# EXERCISE DESCRIPTION
Return each line containing the string "title".

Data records
○ ○ ○

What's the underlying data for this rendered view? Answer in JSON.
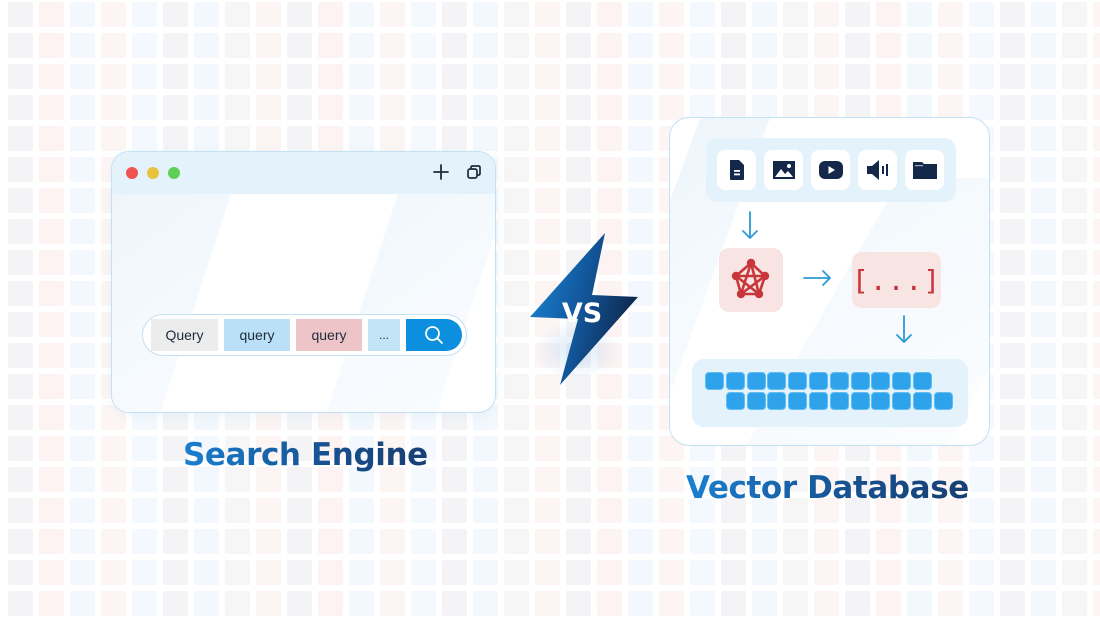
{
  "background": {
    "tile_colors": [
      "#f4f4f6",
      "#fdf3f2",
      "#f2f8fd",
      "#f6f6f7",
      "#fcf5f4",
      "#f3f9fe"
    ]
  },
  "search_engine": {
    "title": "Search Engine",
    "window_controls": {
      "dots": [
        "close",
        "minimize",
        "maximize"
      ],
      "dot_colors": [
        "#f15252",
        "#e8c33d",
        "#5fcf56"
      ],
      "icons": [
        "plus-icon",
        "copy-icon"
      ]
    },
    "search_bar": {
      "chips": [
        {
          "label": "Query",
          "color": "#ececec"
        },
        {
          "label": "query",
          "color": "#b9e0f7"
        },
        {
          "label": "query",
          "color": "#edc5c8"
        },
        {
          "label": "...",
          "color": "#c3e3f7"
        }
      ],
      "button_icon": "search-icon",
      "button_color": "#0d8fe0"
    }
  },
  "versus": {
    "label": "VS"
  },
  "vector_database": {
    "title": "Vector Database",
    "sources": [
      {
        "icon": "document-icon"
      },
      {
        "icon": "image-icon"
      },
      {
        "icon": "video-icon"
      },
      {
        "icon": "audio-icon"
      },
      {
        "icon": "folder-icon"
      }
    ],
    "embedding_model_icon": "neural-network-icon",
    "vector_label": "[...]",
    "storage_rows": [
      11,
      11
    ]
  },
  "colors": {
    "brand_blue": "#1a7fd0",
    "dark_navy": "#14284a",
    "accent_red": "#c8363c",
    "arrow_blue": "#2b9ad8",
    "cell_blue": "#2ea2ea"
  }
}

○ ○ ○

# IN RESPONSE
    "title": "Search Engine",
    "title": "Vector Database",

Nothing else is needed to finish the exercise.